▸ **PROBLEM STATEMENT**:
Look through the data below. Pick out the lines holding the string "Cost".
───── RECORDS FOR THE EXERCISE
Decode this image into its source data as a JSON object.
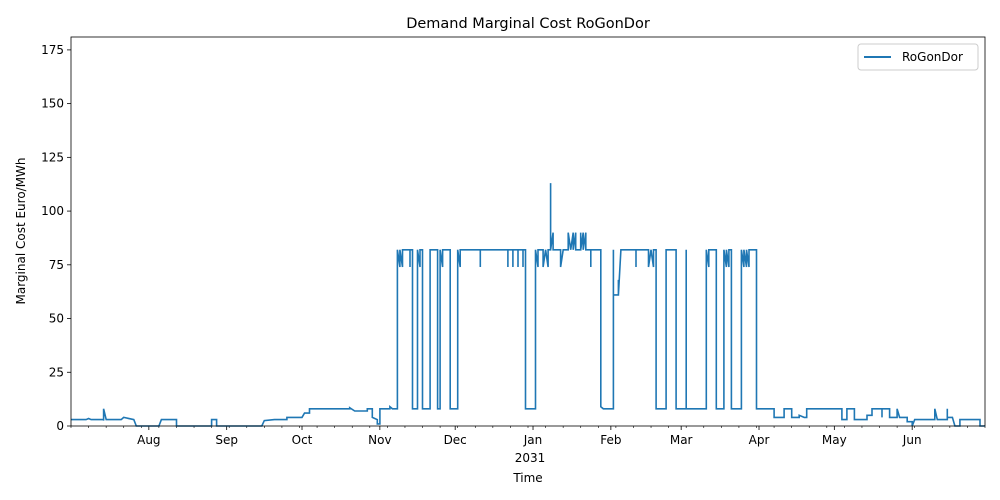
{
  "chart_data": {
    "type": "line",
    "title": "Demand Marginal Cost RoGonDor",
    "xlabel": "Time",
    "ylabel": "Marginal Cost Euro/MWh",
    "ylim": [
      0,
      181
    ],
    "xlim": [
      "2030-07-01",
      "2031-06-30"
    ],
    "yticks": [
      0,
      25,
      50,
      75,
      100,
      125,
      150,
      175
    ],
    "xticks": [
      {
        "date": "2030-08-01",
        "label": "Aug"
      },
      {
        "date": "2030-09-01",
        "label": "Sep"
      },
      {
        "date": "2030-10-01",
        "label": "Oct"
      },
      {
        "date": "2030-11-01",
        "label": "Nov"
      },
      {
        "date": "2030-12-01",
        "label": "Dec"
      },
      {
        "date": "2031-01-01",
        "label": "Jan"
      },
      {
        "date": "2031-02-01",
        "label": "Feb"
      },
      {
        "date": "2031-03-01",
        "label": "Mar"
      },
      {
        "date": "2031-04-01",
        "label": "Apr"
      },
      {
        "date": "2031-05-01",
        "label": "May"
      },
      {
        "date": "2031-06-01",
        "label": "Jun"
      }
    ],
    "year_label": "2031",
    "grid": false,
    "legend": "top-right",
    "series": [
      {
        "name": "RoGonDor",
        "color": "#1f77b4",
        "points": [
          [
            "2030-07-01",
            3
          ],
          [
            "2030-07-07",
            3
          ],
          [
            "2030-07-08",
            3.5
          ],
          [
            "2030-07-09",
            3
          ],
          [
            "2030-07-14",
            3
          ],
          [
            "2030-07-14",
            2.5
          ],
          [
            "2030-07-14",
            8
          ],
          [
            "2030-07-15",
            3
          ],
          [
            "2030-07-21",
            3
          ],
          [
            "2030-07-22",
            4
          ],
          [
            "2030-07-26",
            3
          ],
          [
            "2030-07-27",
            0
          ],
          [
            "2030-08-05",
            0
          ],
          [
            "2030-08-06",
            3
          ],
          [
            "2030-08-12",
            3
          ],
          [
            "2030-08-12",
            0
          ],
          [
            "2030-08-26",
            0
          ],
          [
            "2030-08-26",
            3
          ],
          [
            "2030-08-28",
            3
          ],
          [
            "2030-08-28",
            0
          ],
          [
            "2030-09-15",
            0
          ],
          [
            "2030-09-16",
            2.5
          ],
          [
            "2030-09-20",
            3
          ],
          [
            "2030-09-25",
            3
          ],
          [
            "2030-09-25",
            4
          ],
          [
            "2030-10-01",
            4
          ],
          [
            "2030-10-02",
            6
          ],
          [
            "2030-10-04",
            6
          ],
          [
            "2030-10-04",
            8
          ],
          [
            "2030-10-20",
            8
          ],
          [
            "2030-10-20",
            8.5
          ],
          [
            "2030-10-22",
            7
          ],
          [
            "2030-10-27",
            7
          ],
          [
            "2030-10-27",
            8
          ],
          [
            "2030-10-29",
            8
          ],
          [
            "2030-10-29",
            4
          ],
          [
            "2030-10-31",
            3
          ],
          [
            "2030-10-31",
            1
          ],
          [
            "2030-11-01",
            1
          ],
          [
            "2030-11-01",
            8
          ],
          [
            "2030-11-05",
            8
          ],
          [
            "2030-11-05",
            9
          ],
          [
            "2030-11-06",
            8
          ],
          [
            "2030-11-08",
            8
          ],
          [
            "2030-11-08",
            82
          ],
          [
            "2030-11-09",
            74
          ],
          [
            "2030-11-09",
            82
          ],
          [
            "2030-11-10",
            74
          ],
          [
            "2030-11-10",
            82
          ],
          [
            "2030-11-13",
            82
          ],
          [
            "2030-11-13",
            74
          ],
          [
            "2030-11-13",
            82
          ],
          [
            "2030-11-14",
            82
          ],
          [
            "2030-11-14",
            8
          ],
          [
            "2030-11-16",
            8
          ],
          [
            "2030-11-16",
            82
          ],
          [
            "2030-11-17",
            74
          ],
          [
            "2030-11-17",
            82
          ],
          [
            "2030-11-18",
            82
          ],
          [
            "2030-11-18",
            8
          ],
          [
            "2030-11-21",
            8
          ],
          [
            "2030-11-21",
            82
          ],
          [
            "2030-11-24",
            82
          ],
          [
            "2030-11-24",
            8
          ],
          [
            "2030-11-25",
            8
          ],
          [
            "2030-11-25",
            82
          ],
          [
            "2030-11-26",
            74
          ],
          [
            "2030-11-26",
            82
          ],
          [
            "2030-11-29",
            82
          ],
          [
            "2030-11-29",
            8
          ],
          [
            "2030-12-02",
            8
          ],
          [
            "2030-12-02",
            82
          ],
          [
            "2030-12-03",
            74
          ],
          [
            "2030-12-03",
            82
          ],
          [
            "2030-12-11",
            82
          ],
          [
            "2030-12-11",
            74
          ],
          [
            "2030-12-11",
            82
          ],
          [
            "2030-12-22",
            82
          ],
          [
            "2030-12-22",
            74
          ],
          [
            "2030-12-22",
            82
          ],
          [
            "2030-12-24",
            82
          ],
          [
            "2030-12-24",
            74
          ],
          [
            "2030-12-24",
            82
          ],
          [
            "2030-12-26",
            82
          ],
          [
            "2030-12-26",
            74
          ],
          [
            "2030-12-26",
            82
          ],
          [
            "2030-12-28",
            82
          ],
          [
            "2030-12-28",
            74
          ],
          [
            "2030-12-28",
            82
          ],
          [
            "2030-12-29",
            82
          ],
          [
            "2030-12-29",
            8
          ],
          [
            "2031-01-02",
            8
          ],
          [
            "2031-01-02",
            82
          ],
          [
            "2031-01-03",
            74
          ],
          [
            "2031-01-03",
            82
          ],
          [
            "2031-01-05",
            82
          ],
          [
            "2031-01-05",
            74
          ],
          [
            "2031-01-06",
            82
          ],
          [
            "2031-01-07",
            74
          ],
          [
            "2031-01-07",
            82
          ],
          [
            "2031-01-08",
            82
          ],
          [
            "2031-01-08",
            113
          ],
          [
            "2031-01-08",
            82
          ],
          [
            "2031-01-09",
            90
          ],
          [
            "2031-01-09",
            82
          ],
          [
            "2031-01-12",
            82
          ],
          [
            "2031-01-12",
            74
          ],
          [
            "2031-01-13",
            82
          ],
          [
            "2031-01-15",
            82
          ],
          [
            "2031-01-15",
            90
          ],
          [
            "2031-01-16",
            82
          ],
          [
            "2031-01-17",
            90
          ],
          [
            "2031-01-17",
            82
          ],
          [
            "2031-01-18",
            90
          ],
          [
            "2031-01-18",
            82
          ],
          [
            "2031-01-20",
            82
          ],
          [
            "2031-01-20",
            90
          ],
          [
            "2031-01-20",
            82
          ],
          [
            "2031-01-21",
            90
          ],
          [
            "2031-01-21",
            82
          ],
          [
            "2031-01-22",
            90
          ],
          [
            "2031-01-22",
            82
          ],
          [
            "2031-01-24",
            82
          ],
          [
            "2031-01-24",
            74
          ],
          [
            "2031-01-24",
            82
          ],
          [
            "2031-01-28",
            82
          ],
          [
            "2031-01-28",
            9
          ],
          [
            "2031-01-29",
            8
          ],
          [
            "2031-02-02",
            8
          ],
          [
            "2031-02-02",
            82
          ],
          [
            "2031-02-02",
            61
          ],
          [
            "2031-02-04",
            61
          ],
          [
            "2031-02-04",
            68
          ],
          [
            "2031-02-04",
            61
          ],
          [
            "2031-02-05",
            82
          ],
          [
            "2031-02-11",
            82
          ],
          [
            "2031-02-11",
            74
          ],
          [
            "2031-02-11",
            82
          ],
          [
            "2031-02-16",
            82
          ],
          [
            "2031-02-16",
            74
          ],
          [
            "2031-02-17",
            82
          ],
          [
            "2031-02-18",
            74
          ],
          [
            "2031-02-18",
            82
          ],
          [
            "2031-02-19",
            82
          ],
          [
            "2031-02-19",
            8
          ],
          [
            "2031-02-23",
            8
          ],
          [
            "2031-02-23",
            82
          ],
          [
            "2031-02-27",
            82
          ],
          [
            "2031-02-27",
            8
          ],
          [
            "2031-03-03",
            8
          ],
          [
            "2031-03-03",
            82
          ],
          [
            "2031-03-03",
            8
          ],
          [
            "2031-03-11",
            8
          ],
          [
            "2031-03-11",
            82
          ],
          [
            "2031-03-12",
            74
          ],
          [
            "2031-03-12",
            82
          ],
          [
            "2031-03-15",
            82
          ],
          [
            "2031-03-15",
            8
          ],
          [
            "2031-03-18",
            8
          ],
          [
            "2031-03-18",
            82
          ],
          [
            "2031-03-19",
            74
          ],
          [
            "2031-03-19",
            82
          ],
          [
            "2031-03-20",
            74
          ],
          [
            "2031-03-20",
            82
          ],
          [
            "2031-03-21",
            82
          ],
          [
            "2031-03-21",
            8
          ],
          [
            "2031-03-25",
            8
          ],
          [
            "2031-03-25",
            82
          ],
          [
            "2031-03-26",
            74
          ],
          [
            "2031-03-26",
            82
          ],
          [
            "2031-03-27",
            74
          ],
          [
            "2031-03-27",
            82
          ],
          [
            "2031-03-28",
            74
          ],
          [
            "2031-03-28",
            82
          ],
          [
            "2031-03-31",
            82
          ],
          [
            "2031-03-31",
            74
          ],
          [
            "2031-03-31",
            8
          ],
          [
            "2031-04-07",
            8
          ],
          [
            "2031-04-07",
            4
          ],
          [
            "2031-04-11",
            4
          ],
          [
            "2031-04-11",
            8
          ],
          [
            "2031-04-14",
            8
          ],
          [
            "2031-04-14",
            4
          ],
          [
            "2031-04-17",
            4
          ],
          [
            "2031-04-17",
            5
          ],
          [
            "2031-04-19",
            4
          ],
          [
            "2031-04-20",
            4
          ],
          [
            "2031-04-20",
            8
          ],
          [
            "2031-05-04",
            8
          ],
          [
            "2031-05-04",
            3
          ],
          [
            "2031-05-06",
            3
          ],
          [
            "2031-05-06",
            8
          ],
          [
            "2031-05-09",
            8
          ],
          [
            "2031-05-09",
            3
          ],
          [
            "2031-05-14",
            3
          ],
          [
            "2031-05-14",
            5
          ],
          [
            "2031-05-16",
            5
          ],
          [
            "2031-05-16",
            8
          ],
          [
            "2031-05-20",
            8
          ],
          [
            "2031-05-20",
            4
          ],
          [
            "2031-05-20",
            8
          ],
          [
            "2031-05-23",
            8
          ],
          [
            "2031-05-23",
            4
          ],
          [
            "2031-05-25",
            4
          ],
          [
            "2031-05-26",
            4
          ],
          [
            "2031-05-26",
            8
          ],
          [
            "2031-05-27",
            4
          ],
          [
            "2031-05-30",
            4
          ],
          [
            "2031-05-30",
            2
          ],
          [
            "2031-06-01",
            2
          ],
          [
            "2031-06-01",
            0
          ],
          [
            "2031-06-02",
            3
          ],
          [
            "2031-06-10",
            3
          ],
          [
            "2031-06-10",
            8
          ],
          [
            "2031-06-11",
            3
          ],
          [
            "2031-06-15",
            3
          ],
          [
            "2031-06-15",
            8
          ],
          [
            "2031-06-15",
            4
          ],
          [
            "2031-06-17",
            4
          ],
          [
            "2031-06-18",
            0
          ],
          [
            "2031-06-20",
            0
          ],
          [
            "2031-06-20",
            3
          ],
          [
            "2031-06-28",
            3
          ],
          [
            "2031-06-28",
            0
          ],
          [
            "2031-06-30",
            0
          ]
        ]
      }
    ]
  }
}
──────────
▸ **EXERCISE RESULT**:
    "title": "Demand Marginal Cost RoGonDor",
    "ylabel": "Marginal Cost Euro/MWh",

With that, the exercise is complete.